## Data shown
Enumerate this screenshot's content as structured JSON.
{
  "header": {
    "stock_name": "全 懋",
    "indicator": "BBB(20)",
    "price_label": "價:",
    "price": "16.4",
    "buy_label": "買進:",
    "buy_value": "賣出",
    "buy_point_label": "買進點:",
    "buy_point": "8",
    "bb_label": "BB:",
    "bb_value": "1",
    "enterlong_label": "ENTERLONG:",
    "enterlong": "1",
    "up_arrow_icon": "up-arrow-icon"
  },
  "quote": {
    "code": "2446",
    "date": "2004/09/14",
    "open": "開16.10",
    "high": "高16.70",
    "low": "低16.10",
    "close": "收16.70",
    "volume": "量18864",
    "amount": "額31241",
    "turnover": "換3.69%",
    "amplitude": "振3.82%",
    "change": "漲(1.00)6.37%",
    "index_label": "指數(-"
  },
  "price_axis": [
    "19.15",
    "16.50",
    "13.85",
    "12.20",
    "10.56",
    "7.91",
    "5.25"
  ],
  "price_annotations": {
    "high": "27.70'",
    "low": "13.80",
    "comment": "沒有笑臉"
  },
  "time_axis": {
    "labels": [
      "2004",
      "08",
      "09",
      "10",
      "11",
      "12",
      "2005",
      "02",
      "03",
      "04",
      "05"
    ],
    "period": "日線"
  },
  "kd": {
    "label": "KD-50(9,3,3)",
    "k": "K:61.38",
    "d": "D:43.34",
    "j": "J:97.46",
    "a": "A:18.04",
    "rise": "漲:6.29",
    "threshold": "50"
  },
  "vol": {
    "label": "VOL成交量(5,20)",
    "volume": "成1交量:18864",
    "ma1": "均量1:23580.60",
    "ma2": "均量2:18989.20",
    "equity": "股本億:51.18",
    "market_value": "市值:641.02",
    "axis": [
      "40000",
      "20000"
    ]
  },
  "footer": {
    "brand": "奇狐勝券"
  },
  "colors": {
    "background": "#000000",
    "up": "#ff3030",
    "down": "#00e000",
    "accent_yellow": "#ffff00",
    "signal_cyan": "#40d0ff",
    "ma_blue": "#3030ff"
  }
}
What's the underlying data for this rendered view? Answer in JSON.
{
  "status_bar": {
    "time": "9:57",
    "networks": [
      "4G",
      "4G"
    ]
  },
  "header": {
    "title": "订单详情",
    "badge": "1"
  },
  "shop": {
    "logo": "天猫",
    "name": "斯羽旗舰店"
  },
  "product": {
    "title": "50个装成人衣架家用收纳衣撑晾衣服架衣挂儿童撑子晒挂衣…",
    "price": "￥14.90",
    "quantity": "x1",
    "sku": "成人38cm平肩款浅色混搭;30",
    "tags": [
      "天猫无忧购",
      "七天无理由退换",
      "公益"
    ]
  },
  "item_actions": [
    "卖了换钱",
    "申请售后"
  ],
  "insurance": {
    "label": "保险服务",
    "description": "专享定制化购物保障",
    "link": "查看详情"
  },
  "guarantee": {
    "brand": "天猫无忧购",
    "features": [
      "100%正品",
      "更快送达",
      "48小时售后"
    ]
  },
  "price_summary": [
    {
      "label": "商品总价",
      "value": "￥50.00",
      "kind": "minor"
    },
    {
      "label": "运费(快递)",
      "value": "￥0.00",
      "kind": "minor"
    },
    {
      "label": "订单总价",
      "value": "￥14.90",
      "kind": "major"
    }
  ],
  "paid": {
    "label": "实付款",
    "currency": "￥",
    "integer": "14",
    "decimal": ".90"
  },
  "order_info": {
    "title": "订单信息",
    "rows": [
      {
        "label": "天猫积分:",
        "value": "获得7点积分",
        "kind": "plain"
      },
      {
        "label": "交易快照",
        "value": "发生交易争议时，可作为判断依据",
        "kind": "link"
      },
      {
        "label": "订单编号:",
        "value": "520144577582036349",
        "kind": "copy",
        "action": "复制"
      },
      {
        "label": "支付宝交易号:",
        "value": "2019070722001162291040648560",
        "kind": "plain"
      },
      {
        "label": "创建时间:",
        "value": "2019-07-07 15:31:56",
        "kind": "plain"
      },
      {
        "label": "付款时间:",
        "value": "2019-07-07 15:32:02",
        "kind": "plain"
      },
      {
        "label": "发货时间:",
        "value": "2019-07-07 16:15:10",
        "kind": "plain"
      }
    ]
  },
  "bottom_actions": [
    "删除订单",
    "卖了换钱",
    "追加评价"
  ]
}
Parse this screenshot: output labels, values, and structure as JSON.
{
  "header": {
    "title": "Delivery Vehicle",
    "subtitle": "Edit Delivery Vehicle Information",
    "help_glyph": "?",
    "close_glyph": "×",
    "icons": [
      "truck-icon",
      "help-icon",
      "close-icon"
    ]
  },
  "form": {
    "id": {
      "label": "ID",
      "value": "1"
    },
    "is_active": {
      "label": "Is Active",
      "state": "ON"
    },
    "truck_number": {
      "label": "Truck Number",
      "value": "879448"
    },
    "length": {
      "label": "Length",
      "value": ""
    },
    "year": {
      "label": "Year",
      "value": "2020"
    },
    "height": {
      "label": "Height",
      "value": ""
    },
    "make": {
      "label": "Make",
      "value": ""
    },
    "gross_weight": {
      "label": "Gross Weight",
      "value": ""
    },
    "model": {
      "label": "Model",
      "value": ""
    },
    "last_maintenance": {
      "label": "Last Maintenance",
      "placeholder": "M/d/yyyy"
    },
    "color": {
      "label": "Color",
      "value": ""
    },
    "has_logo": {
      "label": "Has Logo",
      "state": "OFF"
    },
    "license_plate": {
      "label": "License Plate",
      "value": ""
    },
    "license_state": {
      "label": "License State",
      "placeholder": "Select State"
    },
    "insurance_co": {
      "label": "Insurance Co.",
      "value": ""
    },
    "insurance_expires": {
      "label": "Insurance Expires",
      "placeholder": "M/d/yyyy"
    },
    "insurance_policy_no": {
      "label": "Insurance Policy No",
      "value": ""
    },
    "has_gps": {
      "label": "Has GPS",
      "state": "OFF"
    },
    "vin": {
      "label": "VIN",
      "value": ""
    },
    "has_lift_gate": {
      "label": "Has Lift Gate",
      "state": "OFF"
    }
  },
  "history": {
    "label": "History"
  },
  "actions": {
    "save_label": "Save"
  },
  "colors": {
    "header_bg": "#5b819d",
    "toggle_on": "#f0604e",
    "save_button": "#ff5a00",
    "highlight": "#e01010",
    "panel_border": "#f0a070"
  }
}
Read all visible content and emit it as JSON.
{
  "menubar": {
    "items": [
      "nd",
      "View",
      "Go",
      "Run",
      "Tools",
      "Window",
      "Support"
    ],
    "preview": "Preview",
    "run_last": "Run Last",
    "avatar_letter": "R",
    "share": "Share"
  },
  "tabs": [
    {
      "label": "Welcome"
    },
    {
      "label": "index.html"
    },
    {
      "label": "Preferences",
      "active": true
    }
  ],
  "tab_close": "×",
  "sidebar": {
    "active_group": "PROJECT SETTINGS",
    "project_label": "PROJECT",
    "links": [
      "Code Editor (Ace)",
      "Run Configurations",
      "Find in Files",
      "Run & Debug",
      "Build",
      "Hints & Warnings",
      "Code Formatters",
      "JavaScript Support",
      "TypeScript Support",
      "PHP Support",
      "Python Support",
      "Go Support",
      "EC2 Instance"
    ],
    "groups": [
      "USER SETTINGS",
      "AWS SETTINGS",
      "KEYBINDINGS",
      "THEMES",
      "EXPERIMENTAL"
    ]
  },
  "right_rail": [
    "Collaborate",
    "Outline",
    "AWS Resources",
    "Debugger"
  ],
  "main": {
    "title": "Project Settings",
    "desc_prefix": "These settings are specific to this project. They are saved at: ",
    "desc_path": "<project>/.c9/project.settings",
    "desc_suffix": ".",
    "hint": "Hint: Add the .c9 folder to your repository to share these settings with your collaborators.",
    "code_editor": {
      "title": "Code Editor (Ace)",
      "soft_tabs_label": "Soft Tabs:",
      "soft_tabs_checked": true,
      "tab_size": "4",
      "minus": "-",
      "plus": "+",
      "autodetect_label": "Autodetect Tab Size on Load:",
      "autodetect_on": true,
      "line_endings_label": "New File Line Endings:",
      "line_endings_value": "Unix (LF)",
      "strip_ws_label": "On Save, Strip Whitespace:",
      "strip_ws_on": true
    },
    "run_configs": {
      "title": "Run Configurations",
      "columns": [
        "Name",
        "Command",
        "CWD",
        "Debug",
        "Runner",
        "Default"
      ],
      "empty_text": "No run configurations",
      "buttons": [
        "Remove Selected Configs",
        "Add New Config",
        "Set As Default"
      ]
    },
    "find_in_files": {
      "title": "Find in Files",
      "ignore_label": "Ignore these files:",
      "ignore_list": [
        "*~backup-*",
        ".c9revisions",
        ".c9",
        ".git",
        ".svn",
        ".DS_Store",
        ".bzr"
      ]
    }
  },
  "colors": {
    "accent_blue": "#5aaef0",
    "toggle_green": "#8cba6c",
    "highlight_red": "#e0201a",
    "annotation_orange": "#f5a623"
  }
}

## Request
Using the material above, work out how many lines contain the string "this". Give that number alone.

## The completed task
4